### TEXTO PROPORCIONADO
◇ ◇ ◇ ◇ ◇ ◇ ◇

Lo mismo ocurre cuando vas a la peluquería y te toca una aprendiz (con todo lo que ello supone, además de la cara tuneada con pircings y vestida como si estuviera de botellón…): lavar y cortar sólo las puntas, por favor. Fácil, ¿no? Pues no, porque la niña, llevada por el espíritu de Eduardo Manostijeras y regida por media neurona, empieza a cortar hasta que le digo, perdona, bonita, te he dicho sólo las puntas. Dios mío, que habrá entendido por “sólo las puntas”. El momento álgido de la sesión de peluquería llega con el secado. Después de pedirle que lo quiero informal, con las puntas hacia afuera, en plan despeinado, y de relajarme con el calorcito y el runrún del secador, a las palabras de bueno, esto ya está, ¿qué le parece?, abro los ojos, me miro en el espejo y… ¿qué veo? Mi cabeza y mi pelo como si fuera el envoltorio de una caja de bombones de una pastelería de barrio: tirabuzones por aquí, estirados por allá, rizado por detrás… ¿Que qué me parece? Qué ganas tengo de decirle cuatro cosas a esa mona... Te he pedido informal... ¡Pero si te queda monísimo! Sí, para ponerme en lo alto de un pastel de bodas. ¡¡¡Ahhhhh!!! ¡¡¿Dónde está la hoja de reclamaciones?!! Esto mismo le pasó una vez a mi hermana y salió llorando de la peluquería pero no porque se viera rara con ese nuevo peinado sino porque pensaba en el futuro del país...
Lo mismo me ocurre cuando voy al mercado. Yo sólo quiero que me pongan un cuarto de almejas para el arroz. Si quisiera 300 gramos, habría pedido 300 gramos, ¿no? Si pido un kilo de judías, no quiero más, ni un kilo cien, ni un kilo doscientos. Si pido ciento cincuenta de jamón dulce, quiero exactamente eso. Hay dependientes y dependientas que lo clavan: son exactos, precisos y, cuando se pasan o no llegan, se esfuerzan por llegar al peso solicitado. Y ya estás tú para decirles ya está bien o déjalo así. Pero hay otros y otras que se piensan que la balanza es su aliada para tomarte el pelo e inflar la cuenta. Ni una mirada de complicidad, ni un gesto de duda, nada de nada. Y así nos van las cosas: inflando cuentas. Ay, no me tiren de la lengua...

◇ ◇ ◇ ◇ ◇ ◇ ◇

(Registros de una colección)
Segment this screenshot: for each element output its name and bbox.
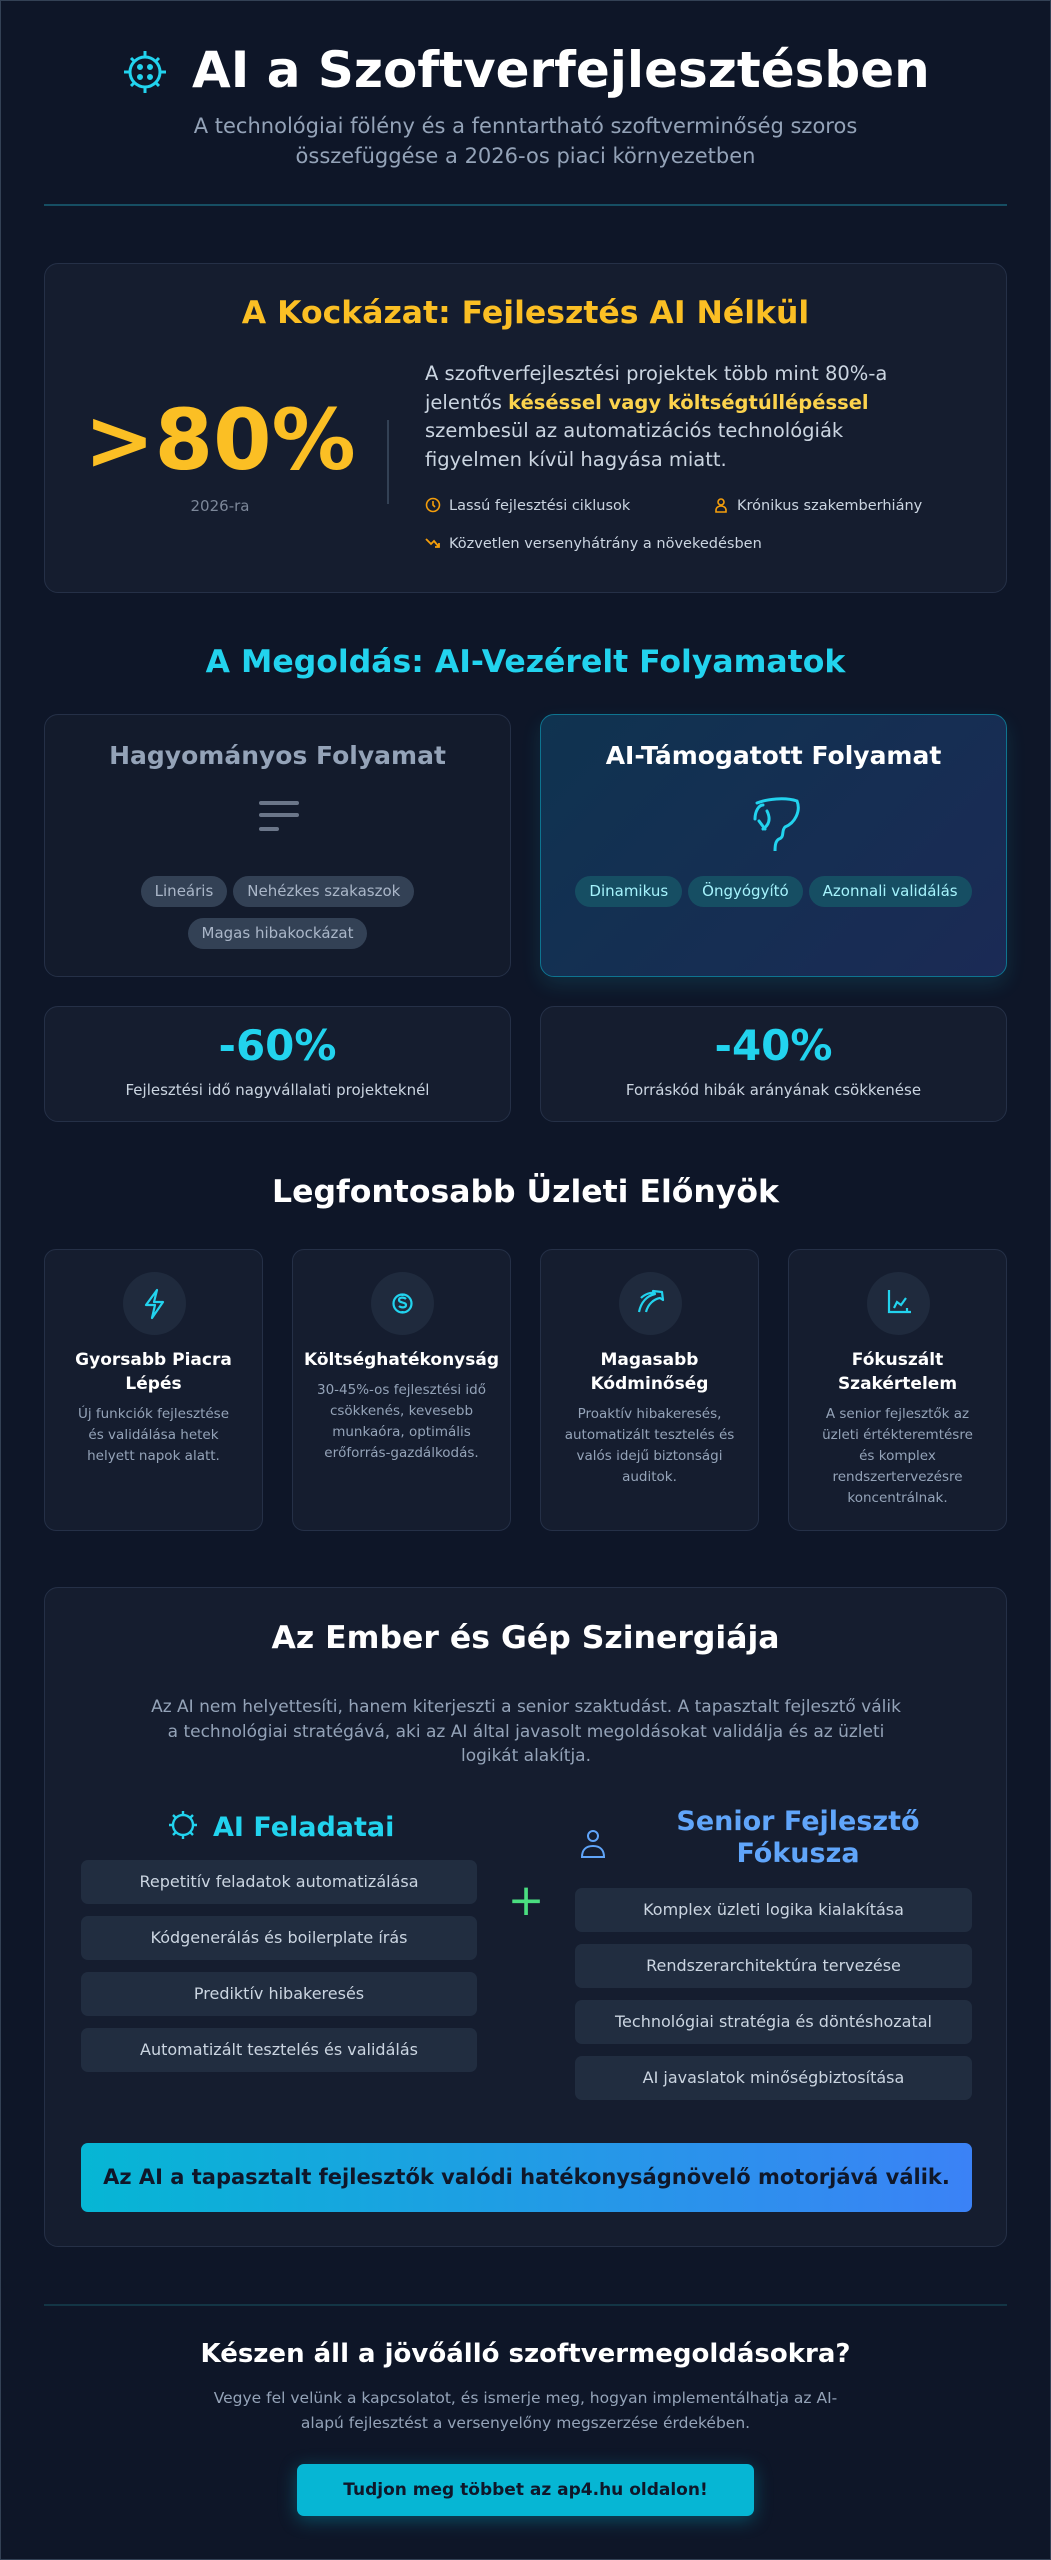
icon: flow scribble: [754, 797, 800, 851]
benefit card: quality: Proaktív hibakeresés, automatizált tesztelés és valós idejű biztonsági auditok.: [565, 1406, 734, 1485]
icon: coin: [371, 1272, 434, 1335]
panel: synergy: Rendszerarchitektúra tervezése: [646, 1956, 901, 1975]
tags: Azonnali validálás: [823, 882, 958, 900]
panel: synergy: Automatizált tesztelés és validálás: [140, 2040, 418, 2059]
benefit card: quality: [540, 1249, 759, 1531]
stat card: -40%: Forráskód hibák arányának csökkenése: [626, 1081, 921, 1099]
panel: risk: [44, 263, 1007, 593]
icon: trend: [619, 1272, 682, 1335]
risk paragraph: A szoftverfejlesztési projektek több mint 80%-a jelentős késéssel vagy költségtúllépéssel szembesül az automatizációs technológiák figyelmen kívül hagyása miatt.: [425, 362, 887, 470]
CTA button: Tudjon meg többet az ap4.hu oldalon!: [343, 2480, 708, 2500]
tags: Dinamikus: [589, 882, 668, 900]
benefit card: focus: [788, 1249, 1007, 1531]
synergy paragraph: a technológiai stratégává, aki az AI által javasolt megoldásokat validálja és az üzleti: [168, 1722, 884, 1742]
benefit card: focus: A senior fejlesztők az üzleti értékteremtésre és komplex rendszertervezésre koncentrálnak.: [822, 1406, 973, 1506]
plus sign: +: [508, 1875, 544, 1926]
header icon: chip: [124, 51, 166, 93]
benefit card: faster: Új funkciók fejlesztése és validálása hetek helyett napok alatt.: [78, 1406, 229, 1464]
panel: traditional process: [44, 714, 511, 977]
synergy paragraph: logikát alakítja.: [461, 1746, 591, 1766]
bullet: slow cycles: Lassú fejlesztési ciklusok: [449, 498, 630, 514]
synergy heading: Az Ember és Gép Szinergiája: [271, 1620, 780, 1656]
solution heading: A Megoldás: AI-Vezérelt Folyamatok: [206, 644, 845, 680]
icon: chart: [867, 1272, 930, 1335]
panel: synergy: [44, 1587, 1007, 2247]
benefit card: faster: Gyorsabb Piacra: [75, 1350, 232, 1370]
benefit card: quality: Kódminőség: [591, 1374, 708, 1394]
panel: synergy: Kódgenerálás és boilerplate írás: [150, 1928, 407, 1947]
senior icon: person: [581, 1830, 605, 1858]
panel: AI-assisted process: [540, 714, 1007, 977]
benefit card: cost: Költséghatékonyság: [304, 1350, 499, 1370]
benefit card: faster: Lépés: [125, 1374, 182, 1394]
risk heading: A Kockázat: Fejlesztés AI Nélkül: [242, 295, 809, 331]
tags: Lineáris: [155, 882, 213, 900]
bullet: shortage: Krónikus szakemberhiány: [737, 498, 922, 514]
AI task list: Repetitív feladatok automatizálása: [139, 1872, 419, 1891]
title: AI a Szoftverfejlesztésben: [192, 41, 930, 99]
stat card: -40%: [540, 1006, 1007, 1122]
synergy paragraph: [151, 1697, 901, 1766]
tags: Nehézkes szakaszok: [247, 882, 400, 900]
icon: lines: [259, 801, 299, 831]
stat card: -40%: -40%: [715, 1021, 832, 1070]
AI tasks heading: AI Feladatai: [213, 1812, 394, 1843]
card title: Hagyományos Folyamat: [109, 741, 446, 770]
stat caption: 2026-ra: [191, 497, 249, 515]
CTA text: Vegye fel velünk a kapcsolatot, és ismerje meg, hogyan implementálhatja az AI-alapú fejlesztést a versenyelőny megszerzése érdekében.: [214, 2389, 837, 2432]
panel: synergy: Prediktív hibakeresés: [194, 1984, 364, 2003]
stat card: -60%: [44, 1006, 511, 1122]
card title: AI-Támogatott Folyamat: [606, 741, 941, 770]
conclusion banner: Az AI a tapasztalt fejlesztők valódi hatékonyságnövelő motorjává válik.: [103, 2165, 950, 2189]
tags: Öngyógyító: [702, 882, 789, 900]
benefit card: quality: Magasabb: [601, 1350, 698, 1370]
AI task list: [81, 1860, 477, 1904]
stat card: -60%: -60%: [219, 1021, 336, 1070]
big stat >80%: >80%: [84, 391, 356, 489]
CTA button: [297, 2464, 754, 2516]
senior list: Komplex üzleti logika kialakítása: [643, 1900, 904, 1919]
benefits heading: Legfontosabb Üzleti Előnyök: [272, 1174, 779, 1210]
bullet: competitive disadvantage: Közvetlen versenyhátrány a növekedésben: [449, 536, 762, 552]
senior list: [575, 1888, 972, 1932]
conclusion banner: [81, 2143, 972, 2212]
subtitle: A technológiai fölény és a fenntartható szoftverminőség szoros összefüggése a 2026-os piaci környezetben: [194, 114, 857, 168]
CTA heading: Készen áll a jövőálló szoftvermegoldásokra?: [200, 2339, 850, 2369]
icon: bolt: [123, 1272, 186, 1335]
tags: [141, 876, 414, 907]
panel: synergy: AI javaslatok minőségbiztosítása: [643, 2068, 904, 2087]
benefit card: cost: 30-45%-os fejlesztési idő csökkenés, kevesebb munkaóra, optimális erőforrás-gazdálkodás.: [317, 1382, 486, 1461]
benefit card: focus: Szakértelem: [838, 1374, 957, 1394]
benefit card: faster: [44, 1249, 263, 1531]
tags: [575, 876, 972, 907]
stat card: -60%: Fejlesztési idő nagyvállalati projekteknél: [126, 1081, 429, 1099]
panel: synergy: Technológiai stratégia és döntéshozatal: [615, 2012, 932, 2031]
senior heading: Senior Fejlesztő Fókusza: [676, 1806, 920, 1869]
benefit card: focus: Fókuszált: [852, 1350, 943, 1370]
panel: traditional process: Magas hibakockázat: [202, 924, 353, 942]
synergy paragraph: Az AI nem helyettesíti, hanem kiterjeszti a senior szaktudást. A tapasztalt fejlesztő válik: [151, 1697, 901, 1717]
benefit card: cost: [292, 1249, 511, 1531]
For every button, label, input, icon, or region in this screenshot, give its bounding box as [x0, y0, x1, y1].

◇ ◇ ◇ ◇ ◇ ◇ ◇

### CONSIGNAS DE TRABAJO
1. Traduce al inglés esta oración del texto sobre la peluquería y el mercado: "El momento álgido de la sesión de peluquería llega con el secado."
2. Reescribe como lista numerada las líneas de los registros comprendidas entre la que contiene "icon: flow scribble: [754, 797, 800, 851]" y la que contiene "panel: synergy: Rendszerarchitektúra", ambas incluidas.
El texto y los registros no guardan relación alguna entre sí.

### SOLUCIONES POR CONSIGNA
1. The high point of the hairdressing session comes with the drying.

2.
1. icon: flow scribble: [754, 797, 800, 851]
2. benefit card: quality: Proaktív hibakeresés, automatizált tesztelés és valós idejű biztonsági auditok.: [565, 1406, 734, 1485]
3. icon: coin: [371, 1272, 434, 1335]
4. panel: synergy: Rendszerarchitektúra tervezése: [646, 1956, 901, 1975]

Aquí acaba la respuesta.